**RECORDS FOR THIS TASK:**
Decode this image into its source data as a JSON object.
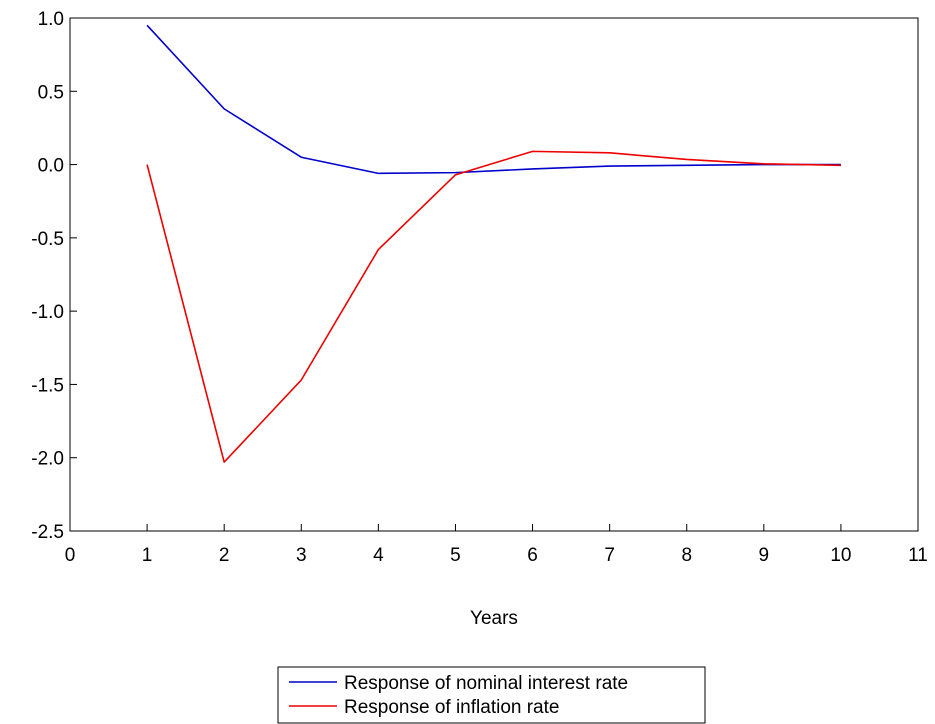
{
  "chart_data": {
    "type": "line",
    "title": "",
    "xlabel": "Years",
    "ylabel": "",
    "xlim": [
      0,
      11
    ],
    "ylim": [
      -2.5,
      1.0
    ],
    "x_ticks": [
      0,
      1,
      2,
      3,
      4,
      5,
      6,
      7,
      8,
      9,
      10,
      11
    ],
    "y_ticks": [
      1.0,
      0.5,
      0.0,
      -0.5,
      -1.0,
      -1.5,
      -2.0,
      -2.5
    ],
    "y_tick_labels": [
      "1.0",
      "0.5",
      "0.0",
      "-0.5",
      "-1.0",
      "-1.5",
      "-2.0",
      "-2.5"
    ],
    "grid": false,
    "legend_position": "bottom-center",
    "series": [
      {
        "name": "Response of nominal interest rate",
        "color": "#0000cc",
        "x": [
          1,
          2,
          3,
          4,
          5,
          6,
          7,
          8,
          9,
          10
        ],
        "values": [
          0.95,
          0.38,
          0.05,
          -0.06,
          -0.055,
          -0.03,
          -0.01,
          -0.005,
          0.0,
          0.0
        ]
      },
      {
        "name": "Response of inflation rate",
        "color": "#ee0000",
        "x": [
          1,
          2,
          3,
          4,
          5,
          6,
          7,
          8,
          9,
          10
        ],
        "values": [
          0.0,
          -2.03,
          -1.47,
          -0.58,
          -0.07,
          0.09,
          0.08,
          0.035,
          0.005,
          -0.005
        ]
      }
    ]
  }
}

**EXERCISE PROMPT:**
Exclude the pictures, and transcribe all of the material exactly.

**RESULT FOR THIS TASK:**
Decode this image into its source data as a JSON object.
{
  "chart_data": {
    "type": "line",
    "title": "",
    "xlabel": "Years",
    "ylabel": "",
    "xlim": [
      0,
      11
    ],
    "ylim": [
      -2.5,
      1.0
    ],
    "x_ticks": [
      0,
      1,
      2,
      3,
      4,
      5,
      6,
      7,
      8,
      9,
      10,
      11
    ],
    "y_ticks": [
      1.0,
      0.5,
      0.0,
      -0.5,
      -1.0,
      -1.5,
      -2.0,
      -2.5
    ],
    "y_tick_labels": [
      "1.0",
      "0.5",
      "0.0",
      "-0.5",
      "-1.0",
      "-1.5",
      "-2.0",
      "-2.5"
    ],
    "grid": false,
    "legend_position": "bottom-center",
    "series": [
      {
        "name": "Response of nominal interest rate",
        "color": "#0000cc",
        "x": [
          1,
          2,
          3,
          4,
          5,
          6,
          7,
          8,
          9,
          10
        ],
        "values": [
          0.95,
          0.38,
          0.05,
          -0.06,
          -0.055,
          -0.03,
          -0.01,
          -0.005,
          0.0,
          0.0
        ]
      },
      {
        "name": "Response of inflation rate",
        "color": "#ee0000",
        "x": [
          1,
          2,
          3,
          4,
          5,
          6,
          7,
          8,
          9,
          10
        ],
        "values": [
          0.0,
          -2.03,
          -1.47,
          -0.58,
          -0.07,
          0.09,
          0.08,
          0.035,
          0.005,
          -0.005
        ]
      }
    ]
  }
}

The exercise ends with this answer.